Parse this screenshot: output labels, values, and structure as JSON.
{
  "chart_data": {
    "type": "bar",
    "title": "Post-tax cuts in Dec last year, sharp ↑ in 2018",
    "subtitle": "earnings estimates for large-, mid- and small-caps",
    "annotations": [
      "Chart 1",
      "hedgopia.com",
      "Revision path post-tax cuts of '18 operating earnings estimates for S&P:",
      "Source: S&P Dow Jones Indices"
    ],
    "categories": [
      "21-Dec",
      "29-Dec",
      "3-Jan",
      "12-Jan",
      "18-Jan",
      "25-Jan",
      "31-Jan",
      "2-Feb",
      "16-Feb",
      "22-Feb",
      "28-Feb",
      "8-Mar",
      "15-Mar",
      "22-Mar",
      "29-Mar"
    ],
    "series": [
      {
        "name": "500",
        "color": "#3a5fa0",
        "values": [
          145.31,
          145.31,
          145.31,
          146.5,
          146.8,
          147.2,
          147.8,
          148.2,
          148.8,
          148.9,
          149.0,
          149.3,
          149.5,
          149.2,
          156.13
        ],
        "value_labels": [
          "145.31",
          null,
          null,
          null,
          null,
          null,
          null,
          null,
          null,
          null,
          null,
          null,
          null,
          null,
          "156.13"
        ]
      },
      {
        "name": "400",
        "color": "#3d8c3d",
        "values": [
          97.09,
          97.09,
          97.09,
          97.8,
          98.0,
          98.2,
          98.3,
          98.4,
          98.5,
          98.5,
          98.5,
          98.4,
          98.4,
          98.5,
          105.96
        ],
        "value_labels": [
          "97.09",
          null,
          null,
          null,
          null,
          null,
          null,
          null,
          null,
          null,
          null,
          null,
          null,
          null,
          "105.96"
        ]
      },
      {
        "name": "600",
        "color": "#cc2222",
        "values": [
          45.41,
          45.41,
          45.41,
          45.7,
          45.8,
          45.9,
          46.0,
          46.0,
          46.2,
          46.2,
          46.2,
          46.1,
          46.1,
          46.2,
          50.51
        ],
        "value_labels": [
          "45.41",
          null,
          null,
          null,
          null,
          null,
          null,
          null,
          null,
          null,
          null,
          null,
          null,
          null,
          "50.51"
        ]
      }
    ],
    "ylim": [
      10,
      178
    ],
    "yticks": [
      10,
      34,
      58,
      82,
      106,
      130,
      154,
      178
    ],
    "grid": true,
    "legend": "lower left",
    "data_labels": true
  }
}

■ Written instruction:
All of the records must be repeated exactly.

■ Final result:
Parse this screenshot: output labels, values, and structure as JSON.
{
  "chart_data": {
    "type": "bar",
    "title": "Post-tax cuts in Dec last year, sharp ↑ in 2018",
    "subtitle": "earnings estimates for large-, mid- and small-caps",
    "annotations": [
      "Chart 1",
      "hedgopia.com",
      "Revision path post-tax cuts of '18 operating earnings estimates for S&P:",
      "Source: S&P Dow Jones Indices"
    ],
    "categories": [
      "21-Dec",
      "29-Dec",
      "3-Jan",
      "12-Jan",
      "18-Jan",
      "25-Jan",
      "31-Jan",
      "2-Feb",
      "16-Feb",
      "22-Feb",
      "28-Feb",
      "8-Mar",
      "15-Mar",
      "22-Mar",
      "29-Mar"
    ],
    "series": [
      {
        "name": "500",
        "color": "#3a5fa0",
        "values": [
          145.31,
          145.31,
          145.31,
          146.5,
          146.8,
          147.2,
          147.8,
          148.2,
          148.8,
          148.9,
          149.0,
          149.3,
          149.5,
          149.2,
          156.13
        ],
        "value_labels": [
          "145.31",
          null,
          null,
          null,
          null,
          null,
          null,
          null,
          null,
          null,
          null,
          null,
          null,
          null,
          "156.13"
        ]
      },
      {
        "name": "400",
        "color": "#3d8c3d",
        "values": [
          97.09,
          97.09,
          97.09,
          97.8,
          98.0,
          98.2,
          98.3,
          98.4,
          98.5,
          98.5,
          98.5,
          98.4,
          98.4,
          98.5,
          105.96
        ],
        "value_labels": [
          "97.09",
          null,
          null,
          null,
          null,
          null,
          null,
          null,
          null,
          null,
          null,
          null,
          null,
          null,
          "105.96"
        ]
      },
      {
        "name": "600",
        "color": "#cc2222",
        "values": [
          45.41,
          45.41,
          45.41,
          45.7,
          45.8,
          45.9,
          46.0,
          46.0,
          46.2,
          46.2,
          46.2,
          46.1,
          46.1,
          46.2,
          50.51
        ],
        "value_labels": [
          "45.41",
          null,
          null,
          null,
          null,
          null,
          null,
          null,
          null,
          null,
          null,
          null,
          null,
          null,
          "50.51"
        ]
      }
    ],
    "ylim": [
      10,
      178
    ],
    "yticks": [
      10,
      34,
      58,
      82,
      106,
      130,
      154,
      178
    ],
    "grid": true,
    "legend": "lower left",
    "data_labels": true
  }
}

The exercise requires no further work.